#### Trecho do documento

○ ○ ○ ○ ○ ○ ○

Para as massas

Globo aposta suas fichas na classe C e aponta as tendências na forma como pretende explorar o novo cenário do mercado de mídia.

[Publicada originalmente pela Revista Tela Viva, em Março de 2012, por Ana Carolina Barbosa]



No início do mês de março, a Globo realizou, em São Paulo, seu evento anual para o lançamento da programação de 2012. Na festa, destinada ao mercado publicitário, anunciantes e imprensa, foram apresentados diversos novos programas e apontados outros ainda sem lançamento oficial. 0 que se pôde concluir é que o maior grupo de mídia do país está mais atento à crescente classe C e seu agora poderoso poder de consumo. Esta atenção se reflete claramente na programação. "Desde os governos Fernando Henrique Cardoso e Lula, a economia tem conseguido se estabilizar do ponto de vista da inflação e do câmbio. A classe emergente é de mais de 110 milhões, absorve mais de 50% de todo o consumo", disse Octávio Florisbal, diretor geral da emissora.

Segundo o executivo, a classe C "está mais aberta ao consumo de mídia", com acesso a TV paga e Internet. Além disso, tem mais acesso ao lazer fora de casa, sobretudo nos finais de semana. "Há mudanças comportamentais que precisamos acompanhar", disse Florisbal. Mesmo com essa dispersão na atenção da audiência, a Globo trabalha com a meta de reconquistar os 19 pontos de audiência no horário das 7h00 às 24 hOO. Em 2011, disse Florisbal, a média ficou em 18 pontos. "Mas chegamos aos 19 pontos de segunda a sexta". Para a emissora, "um ponto de audiência, assim como um ponto percentual no share publicitário, é muito importante". Ele diz que a audiência passou por poucas mudanças desde 1997. O total de aparelhos ligados se manteve estável. A Globo perdeu neste período três pontos de audiência, que, segundo o executivo, migraram para o que o Ibope aponta como "outros canais", ou seja, a TV por assinatura. "A perda percentual é compensada pelo crescimento no número de lares no Brasil", completou (veja matéria de capa desta edição).

○ ○ ○ ○ ○ ○ ○

#### Dados fornecidos
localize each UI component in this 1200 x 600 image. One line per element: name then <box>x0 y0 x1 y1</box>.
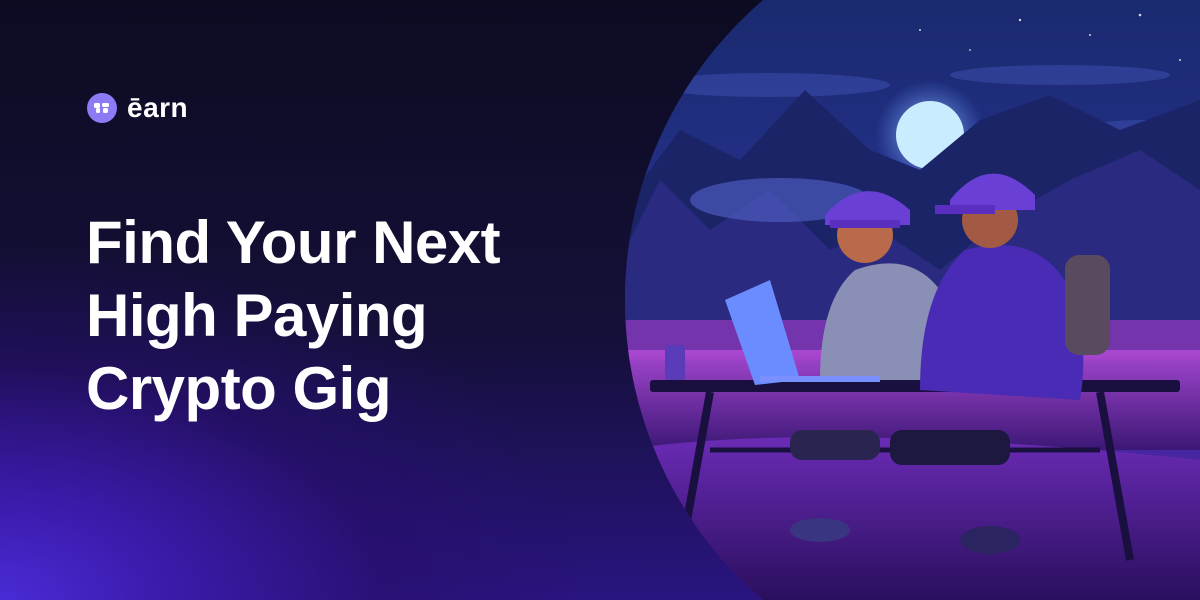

○ ○ ○ ○ ○ ○ ○

#### Exercício proposto
Reproduza literalmente o trecho da matéria sobre a aposta da Globo na classe C que começa em "No início do" e vai até "geral da emissora.", inclusive.

#### Tarefa concluída
No início do mês de março, a Globo realizou, em São Paulo, seu evento anual para o lançamento da programação de 2012. Na festa, destinada ao mercado publicitário, anunciantes e imprensa, foram apresentados diversos novos programas e apontados outros ainda sem lançamento oficial. 0 que se pôde concluir é que o maior grupo de mídia do país está mais atento à crescente classe C e seu agora poderoso poder de consumo. Esta atenção se reflete claramente na programação. "Desde os governos Fernando Henrique Cardoso e Lula, a economia tem conseguido se estabilizar do ponto de vista da inflação e do câmbio. A classe emergente é de mais de 110 milhões, absorve mais de 50% de todo o consumo", disse Octávio Florisbal, diretor geral da emissora.